* **Task instructions**
Pull out each line of the records holding the string "observations".

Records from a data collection
Start

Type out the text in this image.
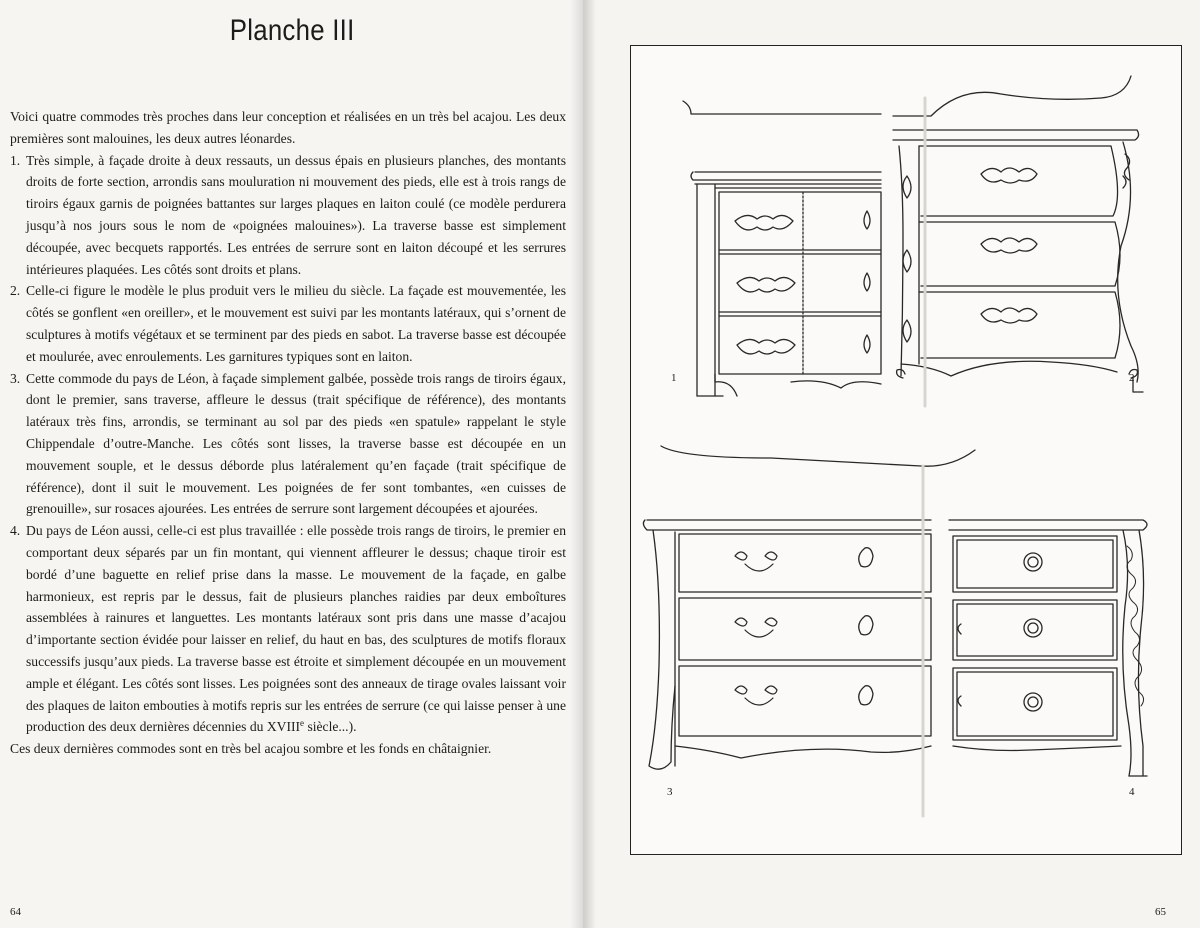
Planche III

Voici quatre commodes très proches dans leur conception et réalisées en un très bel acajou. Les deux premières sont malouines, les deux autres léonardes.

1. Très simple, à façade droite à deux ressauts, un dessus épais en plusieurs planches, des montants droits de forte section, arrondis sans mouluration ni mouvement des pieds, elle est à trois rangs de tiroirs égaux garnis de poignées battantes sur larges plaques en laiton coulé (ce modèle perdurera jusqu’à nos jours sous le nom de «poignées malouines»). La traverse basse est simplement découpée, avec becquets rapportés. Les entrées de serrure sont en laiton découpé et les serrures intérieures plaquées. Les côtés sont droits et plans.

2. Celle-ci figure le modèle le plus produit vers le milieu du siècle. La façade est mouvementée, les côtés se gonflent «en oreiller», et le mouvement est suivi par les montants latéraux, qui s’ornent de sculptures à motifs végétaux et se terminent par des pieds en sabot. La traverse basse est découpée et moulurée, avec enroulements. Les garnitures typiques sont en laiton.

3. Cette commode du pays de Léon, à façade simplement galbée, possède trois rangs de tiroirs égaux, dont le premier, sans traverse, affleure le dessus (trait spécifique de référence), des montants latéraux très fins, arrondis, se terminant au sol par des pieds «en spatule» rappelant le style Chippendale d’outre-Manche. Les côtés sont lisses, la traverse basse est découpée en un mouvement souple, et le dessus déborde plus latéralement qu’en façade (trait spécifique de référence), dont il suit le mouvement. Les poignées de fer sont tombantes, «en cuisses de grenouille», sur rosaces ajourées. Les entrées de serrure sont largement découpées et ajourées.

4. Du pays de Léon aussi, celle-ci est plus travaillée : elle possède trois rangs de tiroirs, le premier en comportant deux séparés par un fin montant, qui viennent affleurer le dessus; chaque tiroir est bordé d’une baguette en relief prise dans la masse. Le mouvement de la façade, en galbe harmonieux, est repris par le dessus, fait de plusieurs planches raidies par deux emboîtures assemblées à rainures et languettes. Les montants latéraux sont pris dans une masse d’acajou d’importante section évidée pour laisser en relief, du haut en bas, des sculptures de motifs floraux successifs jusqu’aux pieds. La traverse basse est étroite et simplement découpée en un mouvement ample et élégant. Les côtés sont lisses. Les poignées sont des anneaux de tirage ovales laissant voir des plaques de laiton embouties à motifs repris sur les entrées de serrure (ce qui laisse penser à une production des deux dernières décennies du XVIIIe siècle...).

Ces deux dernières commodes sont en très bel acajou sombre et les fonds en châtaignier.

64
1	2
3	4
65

End
Start

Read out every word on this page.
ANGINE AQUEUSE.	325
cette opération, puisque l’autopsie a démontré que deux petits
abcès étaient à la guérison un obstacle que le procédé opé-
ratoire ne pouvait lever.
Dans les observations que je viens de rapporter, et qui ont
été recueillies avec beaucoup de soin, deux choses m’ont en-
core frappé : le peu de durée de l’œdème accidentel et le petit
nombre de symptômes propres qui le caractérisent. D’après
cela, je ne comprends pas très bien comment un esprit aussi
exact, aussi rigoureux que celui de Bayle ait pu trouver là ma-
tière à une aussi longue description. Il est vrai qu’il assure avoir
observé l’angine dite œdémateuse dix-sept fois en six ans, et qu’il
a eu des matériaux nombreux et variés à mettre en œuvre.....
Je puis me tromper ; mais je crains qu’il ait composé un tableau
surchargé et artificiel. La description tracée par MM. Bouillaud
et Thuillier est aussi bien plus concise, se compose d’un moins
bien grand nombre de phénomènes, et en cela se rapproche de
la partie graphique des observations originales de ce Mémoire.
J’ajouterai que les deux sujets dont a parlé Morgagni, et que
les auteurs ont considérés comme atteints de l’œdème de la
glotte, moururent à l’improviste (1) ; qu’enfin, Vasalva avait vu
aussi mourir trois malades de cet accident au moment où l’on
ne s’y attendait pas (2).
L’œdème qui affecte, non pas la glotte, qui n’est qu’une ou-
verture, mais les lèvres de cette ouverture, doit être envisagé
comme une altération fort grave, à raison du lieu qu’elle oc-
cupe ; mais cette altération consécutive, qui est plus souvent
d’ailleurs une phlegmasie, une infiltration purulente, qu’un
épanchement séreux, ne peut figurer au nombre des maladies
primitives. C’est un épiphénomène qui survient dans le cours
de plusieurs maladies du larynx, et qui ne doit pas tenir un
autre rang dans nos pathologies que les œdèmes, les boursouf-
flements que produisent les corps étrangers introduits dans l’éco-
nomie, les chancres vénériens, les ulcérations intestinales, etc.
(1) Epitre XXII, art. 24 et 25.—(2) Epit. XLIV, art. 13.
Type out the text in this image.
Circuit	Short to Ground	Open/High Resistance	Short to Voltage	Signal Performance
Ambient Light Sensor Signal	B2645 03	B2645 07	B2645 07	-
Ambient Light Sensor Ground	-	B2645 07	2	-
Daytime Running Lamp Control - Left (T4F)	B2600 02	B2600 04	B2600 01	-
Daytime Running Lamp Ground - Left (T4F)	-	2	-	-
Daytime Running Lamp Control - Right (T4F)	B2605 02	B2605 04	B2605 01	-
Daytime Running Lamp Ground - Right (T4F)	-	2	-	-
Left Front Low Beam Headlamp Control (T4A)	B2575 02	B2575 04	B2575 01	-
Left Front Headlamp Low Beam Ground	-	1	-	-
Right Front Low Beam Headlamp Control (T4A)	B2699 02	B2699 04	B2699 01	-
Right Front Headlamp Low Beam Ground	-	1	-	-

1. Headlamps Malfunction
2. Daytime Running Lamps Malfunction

End

* **Expected answer**
Dans les observations que je viens de rapporter, et qui ont
la partie graphique des observations originales de ce Mémoire.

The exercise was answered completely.